─── Exercise data

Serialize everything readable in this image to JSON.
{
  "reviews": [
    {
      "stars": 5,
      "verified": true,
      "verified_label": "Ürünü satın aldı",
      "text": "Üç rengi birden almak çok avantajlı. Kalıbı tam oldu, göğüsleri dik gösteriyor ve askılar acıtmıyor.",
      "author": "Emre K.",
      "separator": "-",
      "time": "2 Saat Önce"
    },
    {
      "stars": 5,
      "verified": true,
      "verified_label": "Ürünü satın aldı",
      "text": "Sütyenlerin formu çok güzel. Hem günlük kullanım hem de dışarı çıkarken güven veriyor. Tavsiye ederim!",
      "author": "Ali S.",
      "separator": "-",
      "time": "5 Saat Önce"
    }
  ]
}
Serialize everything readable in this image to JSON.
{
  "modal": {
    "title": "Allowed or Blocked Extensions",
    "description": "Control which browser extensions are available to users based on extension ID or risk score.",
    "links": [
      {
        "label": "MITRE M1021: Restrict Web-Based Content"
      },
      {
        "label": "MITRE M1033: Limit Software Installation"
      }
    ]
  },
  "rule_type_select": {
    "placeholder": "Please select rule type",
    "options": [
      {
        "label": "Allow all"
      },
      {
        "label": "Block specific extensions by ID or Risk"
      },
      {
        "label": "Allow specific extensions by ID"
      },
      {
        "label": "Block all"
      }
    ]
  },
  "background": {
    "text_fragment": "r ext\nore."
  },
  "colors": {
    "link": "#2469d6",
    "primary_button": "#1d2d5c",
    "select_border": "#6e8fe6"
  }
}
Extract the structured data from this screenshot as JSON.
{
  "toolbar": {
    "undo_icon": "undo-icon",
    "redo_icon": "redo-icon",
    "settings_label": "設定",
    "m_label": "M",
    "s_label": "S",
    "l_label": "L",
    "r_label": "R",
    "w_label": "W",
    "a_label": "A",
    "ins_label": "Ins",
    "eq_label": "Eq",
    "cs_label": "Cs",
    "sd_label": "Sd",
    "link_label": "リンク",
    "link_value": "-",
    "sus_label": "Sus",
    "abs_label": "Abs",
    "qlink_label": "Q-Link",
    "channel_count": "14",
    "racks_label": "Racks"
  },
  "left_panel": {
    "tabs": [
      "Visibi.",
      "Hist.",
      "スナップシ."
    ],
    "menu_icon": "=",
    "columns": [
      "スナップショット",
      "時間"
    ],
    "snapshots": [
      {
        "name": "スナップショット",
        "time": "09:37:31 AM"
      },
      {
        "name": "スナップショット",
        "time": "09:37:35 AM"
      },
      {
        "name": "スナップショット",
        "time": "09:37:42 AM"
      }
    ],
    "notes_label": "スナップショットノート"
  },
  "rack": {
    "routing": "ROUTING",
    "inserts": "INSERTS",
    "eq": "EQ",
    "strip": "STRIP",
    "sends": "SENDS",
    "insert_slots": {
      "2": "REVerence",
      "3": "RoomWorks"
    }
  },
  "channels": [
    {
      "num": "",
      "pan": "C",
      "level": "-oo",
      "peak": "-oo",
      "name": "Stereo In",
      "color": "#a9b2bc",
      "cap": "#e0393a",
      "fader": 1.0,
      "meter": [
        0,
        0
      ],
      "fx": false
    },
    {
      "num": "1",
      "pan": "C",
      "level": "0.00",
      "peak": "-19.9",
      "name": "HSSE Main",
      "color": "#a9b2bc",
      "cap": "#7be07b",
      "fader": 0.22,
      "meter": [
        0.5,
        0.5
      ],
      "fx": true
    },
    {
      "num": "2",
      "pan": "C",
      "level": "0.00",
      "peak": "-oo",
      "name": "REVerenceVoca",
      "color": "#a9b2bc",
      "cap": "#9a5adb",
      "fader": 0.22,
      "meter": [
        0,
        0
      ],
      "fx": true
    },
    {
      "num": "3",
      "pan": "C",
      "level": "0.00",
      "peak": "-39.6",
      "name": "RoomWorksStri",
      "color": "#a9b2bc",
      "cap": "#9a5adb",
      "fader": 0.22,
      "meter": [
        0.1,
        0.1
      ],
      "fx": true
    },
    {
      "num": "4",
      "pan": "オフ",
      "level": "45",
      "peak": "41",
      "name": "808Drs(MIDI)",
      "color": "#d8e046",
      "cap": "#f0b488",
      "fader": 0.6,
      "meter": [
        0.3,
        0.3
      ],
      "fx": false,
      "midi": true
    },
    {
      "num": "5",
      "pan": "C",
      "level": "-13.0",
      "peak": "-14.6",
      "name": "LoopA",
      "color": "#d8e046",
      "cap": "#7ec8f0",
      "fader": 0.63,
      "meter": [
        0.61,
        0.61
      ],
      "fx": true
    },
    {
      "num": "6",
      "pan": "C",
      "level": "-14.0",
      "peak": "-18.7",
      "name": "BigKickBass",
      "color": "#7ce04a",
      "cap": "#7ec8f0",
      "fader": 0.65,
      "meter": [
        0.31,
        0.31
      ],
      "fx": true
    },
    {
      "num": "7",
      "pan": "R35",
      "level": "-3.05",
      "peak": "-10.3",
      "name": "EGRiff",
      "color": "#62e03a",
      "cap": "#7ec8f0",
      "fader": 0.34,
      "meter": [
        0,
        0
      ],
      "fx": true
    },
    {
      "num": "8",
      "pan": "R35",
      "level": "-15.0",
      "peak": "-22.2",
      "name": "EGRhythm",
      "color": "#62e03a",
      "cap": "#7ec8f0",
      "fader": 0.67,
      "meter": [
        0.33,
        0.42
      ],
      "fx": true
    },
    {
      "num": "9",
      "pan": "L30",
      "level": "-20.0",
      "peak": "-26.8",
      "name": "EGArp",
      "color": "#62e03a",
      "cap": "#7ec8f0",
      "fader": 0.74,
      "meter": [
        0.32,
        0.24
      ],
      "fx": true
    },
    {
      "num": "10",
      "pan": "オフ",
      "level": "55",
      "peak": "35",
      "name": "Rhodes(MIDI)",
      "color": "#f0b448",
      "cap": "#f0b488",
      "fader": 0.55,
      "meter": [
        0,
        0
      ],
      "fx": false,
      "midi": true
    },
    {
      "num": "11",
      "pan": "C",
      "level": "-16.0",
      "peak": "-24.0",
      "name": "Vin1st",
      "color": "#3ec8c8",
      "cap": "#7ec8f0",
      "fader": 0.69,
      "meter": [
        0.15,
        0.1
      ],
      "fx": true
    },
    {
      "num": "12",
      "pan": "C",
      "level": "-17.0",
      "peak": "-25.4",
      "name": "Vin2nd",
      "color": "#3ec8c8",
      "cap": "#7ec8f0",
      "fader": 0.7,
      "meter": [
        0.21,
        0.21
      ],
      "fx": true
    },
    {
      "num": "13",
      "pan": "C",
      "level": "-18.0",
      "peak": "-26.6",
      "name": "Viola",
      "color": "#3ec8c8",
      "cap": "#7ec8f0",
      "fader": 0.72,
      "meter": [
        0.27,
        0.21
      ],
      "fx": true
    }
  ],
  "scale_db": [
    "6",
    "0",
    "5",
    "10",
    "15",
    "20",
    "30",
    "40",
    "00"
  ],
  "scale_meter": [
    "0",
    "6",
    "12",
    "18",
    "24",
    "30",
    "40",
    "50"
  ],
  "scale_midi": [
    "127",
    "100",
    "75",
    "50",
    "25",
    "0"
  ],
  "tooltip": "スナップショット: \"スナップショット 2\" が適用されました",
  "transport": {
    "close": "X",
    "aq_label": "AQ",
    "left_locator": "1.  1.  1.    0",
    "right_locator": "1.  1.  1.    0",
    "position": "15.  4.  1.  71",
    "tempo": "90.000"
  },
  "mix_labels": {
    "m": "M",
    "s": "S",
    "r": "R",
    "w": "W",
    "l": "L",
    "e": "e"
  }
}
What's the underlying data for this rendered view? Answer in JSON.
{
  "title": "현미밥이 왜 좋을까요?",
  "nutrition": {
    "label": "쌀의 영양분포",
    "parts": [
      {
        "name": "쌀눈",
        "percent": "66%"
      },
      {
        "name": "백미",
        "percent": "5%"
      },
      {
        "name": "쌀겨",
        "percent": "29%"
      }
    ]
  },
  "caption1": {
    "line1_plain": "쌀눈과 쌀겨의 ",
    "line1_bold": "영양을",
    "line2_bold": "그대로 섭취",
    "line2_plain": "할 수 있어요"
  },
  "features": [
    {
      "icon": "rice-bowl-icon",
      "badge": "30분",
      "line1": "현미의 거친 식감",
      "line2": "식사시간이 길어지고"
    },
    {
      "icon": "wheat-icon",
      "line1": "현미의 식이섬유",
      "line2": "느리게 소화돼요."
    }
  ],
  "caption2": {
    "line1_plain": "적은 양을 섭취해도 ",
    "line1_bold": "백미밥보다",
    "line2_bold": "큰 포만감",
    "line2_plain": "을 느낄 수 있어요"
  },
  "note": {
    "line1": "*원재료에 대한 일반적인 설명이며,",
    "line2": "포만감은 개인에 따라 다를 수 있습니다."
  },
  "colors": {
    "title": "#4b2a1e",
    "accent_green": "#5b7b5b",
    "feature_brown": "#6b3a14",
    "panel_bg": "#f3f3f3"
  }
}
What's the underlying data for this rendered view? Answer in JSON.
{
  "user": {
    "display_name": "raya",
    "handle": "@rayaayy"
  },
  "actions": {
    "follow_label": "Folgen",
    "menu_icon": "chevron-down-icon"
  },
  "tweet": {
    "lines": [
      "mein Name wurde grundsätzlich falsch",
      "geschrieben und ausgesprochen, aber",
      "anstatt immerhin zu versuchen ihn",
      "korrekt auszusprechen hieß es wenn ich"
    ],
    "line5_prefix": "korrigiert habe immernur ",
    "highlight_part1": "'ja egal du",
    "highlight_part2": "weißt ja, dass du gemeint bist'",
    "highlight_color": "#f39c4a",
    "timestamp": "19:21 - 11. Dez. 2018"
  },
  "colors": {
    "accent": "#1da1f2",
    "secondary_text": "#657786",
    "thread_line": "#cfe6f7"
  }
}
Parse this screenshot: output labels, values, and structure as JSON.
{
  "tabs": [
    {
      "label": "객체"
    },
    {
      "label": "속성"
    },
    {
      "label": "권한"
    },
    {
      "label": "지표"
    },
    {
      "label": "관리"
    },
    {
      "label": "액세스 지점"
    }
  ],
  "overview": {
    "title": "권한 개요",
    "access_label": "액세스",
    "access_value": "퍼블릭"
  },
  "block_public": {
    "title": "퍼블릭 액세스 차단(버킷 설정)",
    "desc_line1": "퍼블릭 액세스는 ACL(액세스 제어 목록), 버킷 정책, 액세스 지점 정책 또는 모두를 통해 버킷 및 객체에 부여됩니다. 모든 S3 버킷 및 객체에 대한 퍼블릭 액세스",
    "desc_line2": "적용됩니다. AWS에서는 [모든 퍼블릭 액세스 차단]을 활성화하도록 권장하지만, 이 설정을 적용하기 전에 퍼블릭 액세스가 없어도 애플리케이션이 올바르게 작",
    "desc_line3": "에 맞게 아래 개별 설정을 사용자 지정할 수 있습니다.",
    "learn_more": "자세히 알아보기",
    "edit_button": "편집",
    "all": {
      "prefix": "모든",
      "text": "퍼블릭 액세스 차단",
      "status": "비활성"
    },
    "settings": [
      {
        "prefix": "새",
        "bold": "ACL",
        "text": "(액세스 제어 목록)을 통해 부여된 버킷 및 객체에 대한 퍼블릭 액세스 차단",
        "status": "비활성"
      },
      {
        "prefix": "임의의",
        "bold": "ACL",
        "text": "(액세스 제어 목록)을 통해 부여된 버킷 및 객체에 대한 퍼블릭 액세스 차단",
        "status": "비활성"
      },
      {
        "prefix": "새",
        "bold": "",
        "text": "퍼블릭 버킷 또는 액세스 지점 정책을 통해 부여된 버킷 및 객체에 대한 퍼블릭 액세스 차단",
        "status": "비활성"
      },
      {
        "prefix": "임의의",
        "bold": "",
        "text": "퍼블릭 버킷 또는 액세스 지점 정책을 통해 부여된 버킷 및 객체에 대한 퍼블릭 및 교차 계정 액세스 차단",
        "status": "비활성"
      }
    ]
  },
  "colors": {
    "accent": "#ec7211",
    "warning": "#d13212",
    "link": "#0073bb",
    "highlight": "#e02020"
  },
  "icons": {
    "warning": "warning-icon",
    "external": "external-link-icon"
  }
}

──────

# Problem
Look through the records and count each line that holds "title". Write only the total.

# Result of this exercise
5